→ **What is needed**: Omit the pictures from the entries below and retype everything else exactly.

Records from a dataset:
_____

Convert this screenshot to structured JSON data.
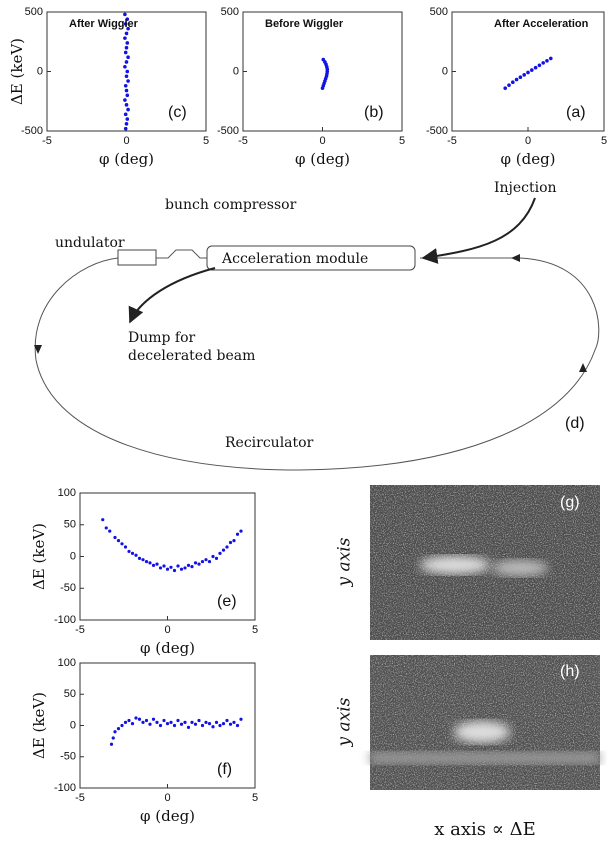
{
  "chart_data": [
    {
      "type": "scatter",
      "title": "After Wiggler",
      "panel_label": "(c)",
      "xlabel": "φ (deg)",
      "ylabel": "ΔE (keV)",
      "color": "#1212e6",
      "xlim": [
        -5,
        5
      ],
      "ylim": [
        -500,
        500
      ],
      "xticks": [
        -5,
        0,
        5
      ],
      "yticks": [
        -500,
        0,
        500
      ],
      "x": [
        -0.1,
        0.05,
        -0.05,
        0.1,
        0,
        -0.1,
        0.05,
        0,
        -0.05,
        0.1,
        0,
        -0.1,
        0.05,
        0,
        0.1,
        -0.05,
        0,
        0.05,
        -0.1,
        0,
        0.1,
        -0.05,
        0.05,
        0,
        -0.05
      ],
      "values": [
        480,
        440,
        400,
        360,
        320,
        280,
        240,
        200,
        160,
        120,
        80,
        40,
        0,
        -40,
        -80,
        -120,
        -160,
        -200,
        -240,
        -280,
        -320,
        -360,
        -400,
        -440,
        -480
      ]
    },
    {
      "type": "scatter",
      "title": "Before Wiggler",
      "panel_label": "(b)",
      "xlabel": "φ (deg)",
      "color": "#1212e6",
      "xlim": [
        -5,
        5
      ],
      "ylim": [
        -500,
        500
      ],
      "xticks": [
        -5,
        0,
        5
      ],
      "yticks": [
        -500,
        0,
        500
      ],
      "x": [
        0.05,
        0.15,
        0.22,
        0.27,
        0.3,
        0.3,
        0.28,
        0.25,
        0.2,
        0.15,
        0.1,
        0.05,
        0
      ],
      "values": [
        100,
        80,
        60,
        40,
        20,
        0,
        -20,
        -40,
        -60,
        -80,
        -100,
        -120,
        -140
      ]
    },
    {
      "type": "scatter",
      "title": "After Acceleration",
      "panel_label": "(a)",
      "xlabel": "φ (deg)",
      "color": "#1212e6",
      "xlim": [
        -5,
        5
      ],
      "ylim": [
        -500,
        500
      ],
      "xticks": [
        -5,
        0,
        5
      ],
      "yticks": [
        -500,
        0,
        500
      ],
      "x": [
        -1.5,
        -1.25,
        -1,
        -0.75,
        -0.5,
        -0.25,
        0,
        0.25,
        0.5,
        0.75,
        1,
        1.25,
        1.5
      ],
      "values": [
        -140,
        -115,
        -90,
        -68,
        -48,
        -28,
        -8,
        12,
        32,
        52,
        72,
        90,
        110
      ]
    },
    {
      "type": "scatter",
      "panel_label": "(e)",
      "xlabel": "φ (deg)",
      "ylabel": "ΔE (keV)",
      "color": "#1212e6",
      "xlim": [
        -5,
        5
      ],
      "ylim": [
        -100,
        100
      ],
      "xticks": [
        -5,
        0,
        5
      ],
      "yticks": [
        -100,
        -50,
        0,
        50,
        100
      ],
      "x": [
        -3.7,
        -3.5,
        -3.3,
        -3.0,
        -2.8,
        -2.6,
        -2.4,
        -2.2,
        -2.0,
        -1.8,
        -1.6,
        -1.4,
        -1.2,
        -1.0,
        -0.8,
        -0.6,
        -0.4,
        -0.2,
        0,
        0.2,
        0.4,
        0.6,
        0.8,
        1.0,
        1.2,
        1.4,
        1.6,
        1.8,
        2.0,
        2.2,
        2.4,
        2.6,
        2.8,
        3.0,
        3.2,
        3.4,
        3.6,
        3.8,
        4.0,
        4.2
      ],
      "values": [
        58,
        45,
        40,
        30,
        25,
        20,
        15,
        8,
        5,
        2,
        -3,
        -5,
        -8,
        -10,
        -14,
        -12,
        -18,
        -15,
        -20,
        -17,
        -22,
        -15,
        -20,
        -18,
        -14,
        -16,
        -10,
        -12,
        -8,
        -5,
        -8,
        0,
        -3,
        5,
        10,
        15,
        22,
        25,
        35,
        40
      ]
    },
    {
      "type": "scatter",
      "panel_label": "(f)",
      "xlabel": "φ (deg)",
      "ylabel": "ΔE (keV)",
      "color": "#1212e6",
      "xlim": [
        -5,
        5
      ],
      "ylim": [
        -100,
        100
      ],
      "xticks": [
        -5,
        0,
        5
      ],
      "yticks": [
        -100,
        -50,
        0,
        50,
        100
      ],
      "x": [
        -3.2,
        -3.1,
        -3.0,
        -2.8,
        -2.6,
        -2.4,
        -2.2,
        -2.0,
        -1.8,
        -1.6,
        -1.4,
        -1.2,
        -1.0,
        -0.8,
        -0.6,
        -0.4,
        -0.2,
        0,
        0.2,
        0.4,
        0.6,
        0.8,
        1.0,
        1.2,
        1.4,
        1.6,
        1.8,
        2.0,
        2.2,
        2.4,
        2.6,
        2.8,
        3.0,
        3.2,
        3.4,
        3.6,
        3.8,
        4.0,
        4.2
      ],
      "values": [
        -30,
        -20,
        -10,
        -5,
        0,
        5,
        8,
        3,
        12,
        10,
        5,
        8,
        2,
        10,
        5,
        0,
        8,
        3,
        5,
        0,
        8,
        2,
        5,
        -3,
        5,
        2,
        8,
        0,
        5,
        3,
        -2,
        5,
        0,
        3,
        8,
        2,
        5,
        0,
        10
      ]
    }
  ],
  "diagram": {
    "bunch_compressor": "bunch compressor",
    "undulator": "undulator",
    "module": "Acceleration module",
    "injection": "Injection",
    "dump": [
      "Dump for",
      "decelerated beam"
    ],
    "recirculator": "Recirculator",
    "panel_label": "(d)"
  },
  "images": {
    "panels": [
      {
        "panel_label": "(g)",
        "y_label": "y axis"
      },
      {
        "panel_label": "(h)",
        "y_label": "y axis"
      }
    ],
    "x_label": "x axis ∝ ΔE"
  }
}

_____

→ **The completed task**:
Convert this screenshot to structured JSON data.
{
  "chart_data": [
    {
      "type": "scatter",
      "title": "After Wiggler",
      "panel_label": "(c)",
      "xlabel": "φ (deg)",
      "ylabel": "ΔE (keV)",
      "color": "#1212e6",
      "xlim": [
        -5,
        5
      ],
      "ylim": [
        -500,
        500
      ],
      "xticks": [
        -5,
        0,
        5
      ],
      "yticks": [
        -500,
        0,
        500
      ],
      "x": [
        -0.1,
        0.05,
        -0.05,
        0.1,
        0,
        -0.1,
        0.05,
        0,
        -0.05,
        0.1,
        0,
        -0.1,
        0.05,
        0,
        0.1,
        -0.05,
        0,
        0.05,
        -0.1,
        0,
        0.1,
        -0.05,
        0.05,
        0,
        -0.05
      ],
      "values": [
        480,
        440,
        400,
        360,
        320,
        280,
        240,
        200,
        160,
        120,
        80,
        40,
        0,
        -40,
        -80,
        -120,
        -160,
        -200,
        -240,
        -280,
        -320,
        -360,
        -400,
        -440,
        -480
      ]
    },
    {
      "type": "scatter",
      "title": "Before Wiggler",
      "panel_label": "(b)",
      "xlabel": "φ (deg)",
      "color": "#1212e6",
      "xlim": [
        -5,
        5
      ],
      "ylim": [
        -500,
        500
      ],
      "xticks": [
        -5,
        0,
        5
      ],
      "yticks": [
        -500,
        0,
        500
      ],
      "x": [
        0.05,
        0.15,
        0.22,
        0.27,
        0.3,
        0.3,
        0.28,
        0.25,
        0.2,
        0.15,
        0.1,
        0.05,
        0
      ],
      "values": [
        100,
        80,
        60,
        40,
        20,
        0,
        -20,
        -40,
        -60,
        -80,
        -100,
        -120,
        -140
      ]
    },
    {
      "type": "scatter",
      "title": "After Acceleration",
      "panel_label": "(a)",
      "xlabel": "φ (deg)",
      "color": "#1212e6",
      "xlim": [
        -5,
        5
      ],
      "ylim": [
        -500,
        500
      ],
      "xticks": [
        -5,
        0,
        5
      ],
      "yticks": [
        -500,
        0,
        500
      ],
      "x": [
        -1.5,
        -1.25,
        -1,
        -0.75,
        -0.5,
        -0.25,
        0,
        0.25,
        0.5,
        0.75,
        1,
        1.25,
        1.5
      ],
      "values": [
        -140,
        -115,
        -90,
        -68,
        -48,
        -28,
        -8,
        12,
        32,
        52,
        72,
        90,
        110
      ]
    },
    {
      "type": "scatter",
      "panel_label": "(e)",
      "xlabel": "φ (deg)",
      "ylabel": "ΔE (keV)",
      "color": "#1212e6",
      "xlim": [
        -5,
        5
      ],
      "ylim": [
        -100,
        100
      ],
      "xticks": [
        -5,
        0,
        5
      ],
      "yticks": [
        -100,
        -50,
        0,
        50,
        100
      ],
      "x": [
        -3.7,
        -3.5,
        -3.3,
        -3.0,
        -2.8,
        -2.6,
        -2.4,
        -2.2,
        -2.0,
        -1.8,
        -1.6,
        -1.4,
        -1.2,
        -1.0,
        -0.8,
        -0.6,
        -0.4,
        -0.2,
        0,
        0.2,
        0.4,
        0.6,
        0.8,
        1.0,
        1.2,
        1.4,
        1.6,
        1.8,
        2.0,
        2.2,
        2.4,
        2.6,
        2.8,
        3.0,
        3.2,
        3.4,
        3.6,
        3.8,
        4.0,
        4.2
      ],
      "values": [
        58,
        45,
        40,
        30,
        25,
        20,
        15,
        8,
        5,
        2,
        -3,
        -5,
        -8,
        -10,
        -14,
        -12,
        -18,
        -15,
        -20,
        -17,
        -22,
        -15,
        -20,
        -18,
        -14,
        -16,
        -10,
        -12,
        -8,
        -5,
        -8,
        0,
        -3,
        5,
        10,
        15,
        22,
        25,
        35,
        40
      ]
    },
    {
      "type": "scatter",
      "panel_label": "(f)",
      "xlabel": "φ (deg)",
      "ylabel": "ΔE (keV)",
      "color": "#1212e6",
      "xlim": [
        -5,
        5
      ],
      "ylim": [
        -100,
        100
      ],
      "xticks": [
        -5,
        0,
        5
      ],
      "yticks": [
        -100,
        -50,
        0,
        50,
        100
      ],
      "x": [
        -3.2,
        -3.1,
        -3.0,
        -2.8,
        -2.6,
        -2.4,
        -2.2,
        -2.0,
        -1.8,
        -1.6,
        -1.4,
        -1.2,
        -1.0,
        -0.8,
        -0.6,
        -0.4,
        -0.2,
        0,
        0.2,
        0.4,
        0.6,
        0.8,
        1.0,
        1.2,
        1.4,
        1.6,
        1.8,
        2.0,
        2.2,
        2.4,
        2.6,
        2.8,
        3.0,
        3.2,
        3.4,
        3.6,
        3.8,
        4.0,
        4.2
      ],
      "values": [
        -30,
        -20,
        -10,
        -5,
        0,
        5,
        8,
        3,
        12,
        10,
        5,
        8,
        2,
        10,
        5,
        0,
        8,
        3,
        5,
        0,
        8,
        2,
        5,
        -3,
        5,
        2,
        8,
        0,
        5,
        3,
        -2,
        5,
        0,
        3,
        8,
        2,
        5,
        0,
        10
      ]
    }
  ],
  "diagram": {
    "bunch_compressor": "bunch compressor",
    "undulator": "undulator",
    "module": "Acceleration module",
    "injection": "Injection",
    "dump": [
      "Dump for",
      "decelerated beam"
    ],
    "recirculator": "Recirculator",
    "panel_label": "(d)"
  },
  "images": {
    "panels": [
      {
        "panel_label": "(g)",
        "y_label": "y axis"
      },
      {
        "panel_label": "(h)",
        "y_label": "y axis"
      }
    ],
    "x_label": "x axis ∝ ΔE"
  }
}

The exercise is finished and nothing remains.